Exercise
Select and copy out every line in the records containing "with".

Dataset entries
------------------------

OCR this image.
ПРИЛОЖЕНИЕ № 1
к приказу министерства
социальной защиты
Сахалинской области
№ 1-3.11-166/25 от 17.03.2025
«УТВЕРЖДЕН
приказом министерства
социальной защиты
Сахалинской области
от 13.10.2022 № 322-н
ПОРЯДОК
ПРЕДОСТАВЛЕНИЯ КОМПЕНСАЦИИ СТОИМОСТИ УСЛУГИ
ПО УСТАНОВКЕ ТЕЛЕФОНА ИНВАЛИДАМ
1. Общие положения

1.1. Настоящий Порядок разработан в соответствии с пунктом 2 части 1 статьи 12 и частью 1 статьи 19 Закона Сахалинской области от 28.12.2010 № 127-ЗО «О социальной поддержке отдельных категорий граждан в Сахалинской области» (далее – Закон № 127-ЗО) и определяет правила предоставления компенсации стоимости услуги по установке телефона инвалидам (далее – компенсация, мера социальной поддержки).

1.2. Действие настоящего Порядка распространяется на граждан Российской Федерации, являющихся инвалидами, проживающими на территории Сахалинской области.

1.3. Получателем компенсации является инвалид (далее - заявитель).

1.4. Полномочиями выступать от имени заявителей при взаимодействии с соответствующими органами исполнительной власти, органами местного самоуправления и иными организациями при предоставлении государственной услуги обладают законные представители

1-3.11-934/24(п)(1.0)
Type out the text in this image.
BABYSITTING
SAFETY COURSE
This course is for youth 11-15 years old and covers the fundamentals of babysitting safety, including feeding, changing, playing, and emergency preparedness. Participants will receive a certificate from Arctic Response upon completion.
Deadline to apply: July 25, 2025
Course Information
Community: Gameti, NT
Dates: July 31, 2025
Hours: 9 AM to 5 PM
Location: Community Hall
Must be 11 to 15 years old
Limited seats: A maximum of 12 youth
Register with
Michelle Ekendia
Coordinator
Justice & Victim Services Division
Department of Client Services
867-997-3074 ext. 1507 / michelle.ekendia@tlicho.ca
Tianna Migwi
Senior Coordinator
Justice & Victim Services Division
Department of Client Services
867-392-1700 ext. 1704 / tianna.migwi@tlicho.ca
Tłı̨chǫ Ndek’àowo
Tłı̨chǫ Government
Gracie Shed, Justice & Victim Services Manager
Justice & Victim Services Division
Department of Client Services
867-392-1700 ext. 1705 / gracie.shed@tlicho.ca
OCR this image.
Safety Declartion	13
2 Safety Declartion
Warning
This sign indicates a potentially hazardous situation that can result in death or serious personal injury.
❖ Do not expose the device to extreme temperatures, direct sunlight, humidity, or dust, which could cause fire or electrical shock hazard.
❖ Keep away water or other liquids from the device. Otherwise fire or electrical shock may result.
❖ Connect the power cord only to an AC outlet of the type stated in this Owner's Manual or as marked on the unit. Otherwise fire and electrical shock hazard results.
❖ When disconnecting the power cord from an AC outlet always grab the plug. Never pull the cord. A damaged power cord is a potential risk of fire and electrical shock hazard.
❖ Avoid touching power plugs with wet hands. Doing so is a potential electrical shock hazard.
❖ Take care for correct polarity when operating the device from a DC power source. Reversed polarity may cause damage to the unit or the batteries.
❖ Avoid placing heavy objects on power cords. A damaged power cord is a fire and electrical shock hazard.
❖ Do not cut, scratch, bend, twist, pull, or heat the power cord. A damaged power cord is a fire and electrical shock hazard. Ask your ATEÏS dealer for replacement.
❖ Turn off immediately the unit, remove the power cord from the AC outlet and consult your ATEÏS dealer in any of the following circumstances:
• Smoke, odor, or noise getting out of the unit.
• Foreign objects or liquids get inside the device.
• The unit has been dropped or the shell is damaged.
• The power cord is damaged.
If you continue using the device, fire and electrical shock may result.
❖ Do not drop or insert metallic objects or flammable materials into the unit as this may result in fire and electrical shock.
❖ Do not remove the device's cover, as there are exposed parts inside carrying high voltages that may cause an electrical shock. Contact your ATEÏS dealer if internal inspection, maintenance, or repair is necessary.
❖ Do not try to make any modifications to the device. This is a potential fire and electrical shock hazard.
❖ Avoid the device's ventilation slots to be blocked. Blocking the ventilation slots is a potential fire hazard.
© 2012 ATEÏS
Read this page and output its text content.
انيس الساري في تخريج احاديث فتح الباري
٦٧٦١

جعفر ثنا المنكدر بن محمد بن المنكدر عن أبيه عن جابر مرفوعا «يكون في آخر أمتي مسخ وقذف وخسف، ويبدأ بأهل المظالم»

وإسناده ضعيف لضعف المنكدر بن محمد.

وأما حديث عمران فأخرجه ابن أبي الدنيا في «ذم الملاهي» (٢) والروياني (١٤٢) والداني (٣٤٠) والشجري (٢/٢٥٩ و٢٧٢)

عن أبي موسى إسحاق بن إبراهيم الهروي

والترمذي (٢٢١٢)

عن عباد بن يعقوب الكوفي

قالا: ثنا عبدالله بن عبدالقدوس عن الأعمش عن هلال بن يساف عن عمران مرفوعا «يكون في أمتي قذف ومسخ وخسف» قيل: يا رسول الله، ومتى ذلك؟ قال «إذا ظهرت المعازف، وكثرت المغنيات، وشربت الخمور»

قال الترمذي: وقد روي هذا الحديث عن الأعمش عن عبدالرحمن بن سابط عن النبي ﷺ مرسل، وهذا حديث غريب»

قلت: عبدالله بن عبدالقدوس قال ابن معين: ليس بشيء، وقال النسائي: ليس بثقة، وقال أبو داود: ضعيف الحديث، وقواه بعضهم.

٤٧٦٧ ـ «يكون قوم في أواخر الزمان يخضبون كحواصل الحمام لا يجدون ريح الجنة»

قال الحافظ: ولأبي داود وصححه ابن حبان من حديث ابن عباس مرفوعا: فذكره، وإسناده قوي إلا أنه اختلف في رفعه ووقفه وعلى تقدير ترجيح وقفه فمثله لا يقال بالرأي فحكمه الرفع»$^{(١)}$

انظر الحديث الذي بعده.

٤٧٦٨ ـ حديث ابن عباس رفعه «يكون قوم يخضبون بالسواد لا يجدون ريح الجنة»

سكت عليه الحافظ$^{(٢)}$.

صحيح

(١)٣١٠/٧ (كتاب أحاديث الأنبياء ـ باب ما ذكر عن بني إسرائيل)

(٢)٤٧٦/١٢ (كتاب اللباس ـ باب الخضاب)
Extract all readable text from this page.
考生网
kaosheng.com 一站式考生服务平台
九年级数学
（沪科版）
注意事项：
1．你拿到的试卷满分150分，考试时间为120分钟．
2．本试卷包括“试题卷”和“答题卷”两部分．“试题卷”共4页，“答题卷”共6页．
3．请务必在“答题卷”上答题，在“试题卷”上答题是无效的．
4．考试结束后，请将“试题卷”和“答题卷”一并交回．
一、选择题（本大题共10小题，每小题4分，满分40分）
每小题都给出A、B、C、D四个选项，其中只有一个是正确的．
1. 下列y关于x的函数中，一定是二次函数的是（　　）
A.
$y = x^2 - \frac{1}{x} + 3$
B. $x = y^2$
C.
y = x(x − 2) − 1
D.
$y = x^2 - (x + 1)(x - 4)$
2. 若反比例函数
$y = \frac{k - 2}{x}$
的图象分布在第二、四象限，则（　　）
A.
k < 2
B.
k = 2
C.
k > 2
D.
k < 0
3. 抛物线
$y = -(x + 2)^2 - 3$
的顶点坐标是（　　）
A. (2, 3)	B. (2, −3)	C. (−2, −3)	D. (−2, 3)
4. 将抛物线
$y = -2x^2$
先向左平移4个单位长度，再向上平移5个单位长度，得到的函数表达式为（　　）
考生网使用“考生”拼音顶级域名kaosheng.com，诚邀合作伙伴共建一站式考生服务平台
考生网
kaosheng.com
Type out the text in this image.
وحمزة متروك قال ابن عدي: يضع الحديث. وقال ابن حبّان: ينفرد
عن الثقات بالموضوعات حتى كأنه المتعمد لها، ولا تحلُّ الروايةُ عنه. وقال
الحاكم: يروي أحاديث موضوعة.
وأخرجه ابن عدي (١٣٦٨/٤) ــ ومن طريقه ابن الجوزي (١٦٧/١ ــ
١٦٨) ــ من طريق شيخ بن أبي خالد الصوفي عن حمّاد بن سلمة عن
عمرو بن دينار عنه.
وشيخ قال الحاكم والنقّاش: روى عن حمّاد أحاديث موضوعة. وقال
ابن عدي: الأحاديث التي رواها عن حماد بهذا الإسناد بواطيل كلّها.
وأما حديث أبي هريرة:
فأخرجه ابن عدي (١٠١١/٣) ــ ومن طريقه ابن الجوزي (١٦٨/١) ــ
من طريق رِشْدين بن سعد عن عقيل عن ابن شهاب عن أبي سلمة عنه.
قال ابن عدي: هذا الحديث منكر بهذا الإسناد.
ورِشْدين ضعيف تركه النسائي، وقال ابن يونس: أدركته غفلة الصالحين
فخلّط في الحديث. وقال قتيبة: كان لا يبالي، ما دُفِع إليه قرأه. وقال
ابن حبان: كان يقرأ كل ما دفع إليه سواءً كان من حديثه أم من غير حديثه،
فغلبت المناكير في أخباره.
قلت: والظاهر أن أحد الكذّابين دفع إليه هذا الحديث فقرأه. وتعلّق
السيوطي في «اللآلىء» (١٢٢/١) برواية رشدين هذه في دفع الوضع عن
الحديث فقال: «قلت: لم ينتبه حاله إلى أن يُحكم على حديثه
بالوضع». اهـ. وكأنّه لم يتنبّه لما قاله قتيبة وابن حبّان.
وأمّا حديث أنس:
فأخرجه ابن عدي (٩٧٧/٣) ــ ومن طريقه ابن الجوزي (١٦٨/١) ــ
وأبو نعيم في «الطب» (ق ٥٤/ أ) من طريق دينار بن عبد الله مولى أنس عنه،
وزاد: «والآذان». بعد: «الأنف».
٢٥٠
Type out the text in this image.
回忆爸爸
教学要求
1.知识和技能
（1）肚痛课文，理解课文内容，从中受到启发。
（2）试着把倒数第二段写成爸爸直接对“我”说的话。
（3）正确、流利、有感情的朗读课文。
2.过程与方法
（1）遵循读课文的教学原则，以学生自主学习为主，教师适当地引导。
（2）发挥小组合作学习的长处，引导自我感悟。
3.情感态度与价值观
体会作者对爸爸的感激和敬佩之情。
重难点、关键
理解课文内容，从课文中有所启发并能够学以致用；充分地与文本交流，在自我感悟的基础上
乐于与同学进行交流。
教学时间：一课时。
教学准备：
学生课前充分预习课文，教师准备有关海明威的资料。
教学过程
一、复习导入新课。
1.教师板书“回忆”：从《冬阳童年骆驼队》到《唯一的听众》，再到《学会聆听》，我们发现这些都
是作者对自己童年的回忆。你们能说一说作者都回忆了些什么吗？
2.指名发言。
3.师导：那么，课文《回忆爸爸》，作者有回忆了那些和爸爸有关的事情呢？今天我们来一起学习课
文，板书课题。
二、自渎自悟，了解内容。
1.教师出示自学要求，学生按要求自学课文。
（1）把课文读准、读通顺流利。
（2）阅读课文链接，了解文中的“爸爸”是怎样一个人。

------------------------

Task output
Register with
❖ Avoid touching power plugs with wet hands. Doing so is a potential electrical shock hazard.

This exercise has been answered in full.